Below is a listing. Gather each line of it that contains "Does".

######

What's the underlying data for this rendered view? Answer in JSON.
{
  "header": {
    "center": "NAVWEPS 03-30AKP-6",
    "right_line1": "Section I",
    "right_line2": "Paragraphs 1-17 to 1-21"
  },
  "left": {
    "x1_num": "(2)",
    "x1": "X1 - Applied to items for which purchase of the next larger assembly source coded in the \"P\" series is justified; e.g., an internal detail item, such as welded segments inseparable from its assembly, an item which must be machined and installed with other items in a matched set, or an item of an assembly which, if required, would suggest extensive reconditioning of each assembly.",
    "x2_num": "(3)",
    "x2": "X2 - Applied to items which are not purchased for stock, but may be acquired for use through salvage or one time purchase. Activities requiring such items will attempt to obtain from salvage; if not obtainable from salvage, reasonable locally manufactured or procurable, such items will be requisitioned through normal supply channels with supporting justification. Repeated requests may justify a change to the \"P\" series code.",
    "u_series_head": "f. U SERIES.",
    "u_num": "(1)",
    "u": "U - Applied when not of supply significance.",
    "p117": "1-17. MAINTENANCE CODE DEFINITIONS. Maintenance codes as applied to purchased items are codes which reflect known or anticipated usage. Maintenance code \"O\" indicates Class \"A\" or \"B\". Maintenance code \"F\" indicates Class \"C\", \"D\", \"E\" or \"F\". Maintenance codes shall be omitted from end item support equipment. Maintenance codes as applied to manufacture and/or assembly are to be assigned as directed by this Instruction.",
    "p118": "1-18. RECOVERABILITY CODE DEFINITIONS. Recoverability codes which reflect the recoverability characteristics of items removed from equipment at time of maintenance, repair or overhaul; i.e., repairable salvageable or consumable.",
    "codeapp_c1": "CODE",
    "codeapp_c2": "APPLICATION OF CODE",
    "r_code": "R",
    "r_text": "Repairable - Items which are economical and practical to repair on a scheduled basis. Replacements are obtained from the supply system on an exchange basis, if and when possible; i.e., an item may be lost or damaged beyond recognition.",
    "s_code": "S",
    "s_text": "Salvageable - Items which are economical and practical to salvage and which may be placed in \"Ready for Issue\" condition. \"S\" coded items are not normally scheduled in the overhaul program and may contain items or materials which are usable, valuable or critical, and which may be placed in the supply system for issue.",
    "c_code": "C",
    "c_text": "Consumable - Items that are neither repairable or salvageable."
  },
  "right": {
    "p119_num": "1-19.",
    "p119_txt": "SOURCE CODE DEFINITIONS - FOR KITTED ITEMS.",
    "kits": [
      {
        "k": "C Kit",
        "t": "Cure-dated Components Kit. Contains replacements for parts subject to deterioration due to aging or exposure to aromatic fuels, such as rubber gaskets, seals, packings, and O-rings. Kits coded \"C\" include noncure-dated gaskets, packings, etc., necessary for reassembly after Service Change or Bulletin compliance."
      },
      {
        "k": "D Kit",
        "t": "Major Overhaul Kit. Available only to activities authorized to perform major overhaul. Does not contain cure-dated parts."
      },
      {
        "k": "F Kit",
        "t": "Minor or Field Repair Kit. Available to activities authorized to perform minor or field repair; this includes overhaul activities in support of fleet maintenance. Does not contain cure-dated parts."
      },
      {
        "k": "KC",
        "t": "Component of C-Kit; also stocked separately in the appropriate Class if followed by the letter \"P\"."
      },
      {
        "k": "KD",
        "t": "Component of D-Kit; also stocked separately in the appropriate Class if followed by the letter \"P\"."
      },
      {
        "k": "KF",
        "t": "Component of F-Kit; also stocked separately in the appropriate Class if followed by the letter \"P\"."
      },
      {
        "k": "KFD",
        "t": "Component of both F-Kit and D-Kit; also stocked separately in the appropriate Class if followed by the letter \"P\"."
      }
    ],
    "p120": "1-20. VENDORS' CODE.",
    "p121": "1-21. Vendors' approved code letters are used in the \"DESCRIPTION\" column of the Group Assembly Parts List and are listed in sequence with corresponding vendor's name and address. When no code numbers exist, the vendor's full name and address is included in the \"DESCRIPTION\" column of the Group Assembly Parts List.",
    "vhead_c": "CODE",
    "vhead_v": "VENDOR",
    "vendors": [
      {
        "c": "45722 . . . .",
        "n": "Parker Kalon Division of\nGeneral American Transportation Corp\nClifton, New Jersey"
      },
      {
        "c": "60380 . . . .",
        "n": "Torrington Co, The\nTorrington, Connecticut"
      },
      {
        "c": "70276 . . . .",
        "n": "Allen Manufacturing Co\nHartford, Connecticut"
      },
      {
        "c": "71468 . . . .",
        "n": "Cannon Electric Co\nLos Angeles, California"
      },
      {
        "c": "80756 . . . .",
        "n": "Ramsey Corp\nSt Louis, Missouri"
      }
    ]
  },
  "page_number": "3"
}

######

_Written response_
        "t": "Major Overhaul Kit. Available only to activities authorized to perform major overhaul. Does not contain cure-dated parts."
        "t": "Minor or Field Repair Kit. Available to activities authorized to perform minor or field repair; this includes overhaul activities in support of fleet maintenance. Does not contain cure-dated parts."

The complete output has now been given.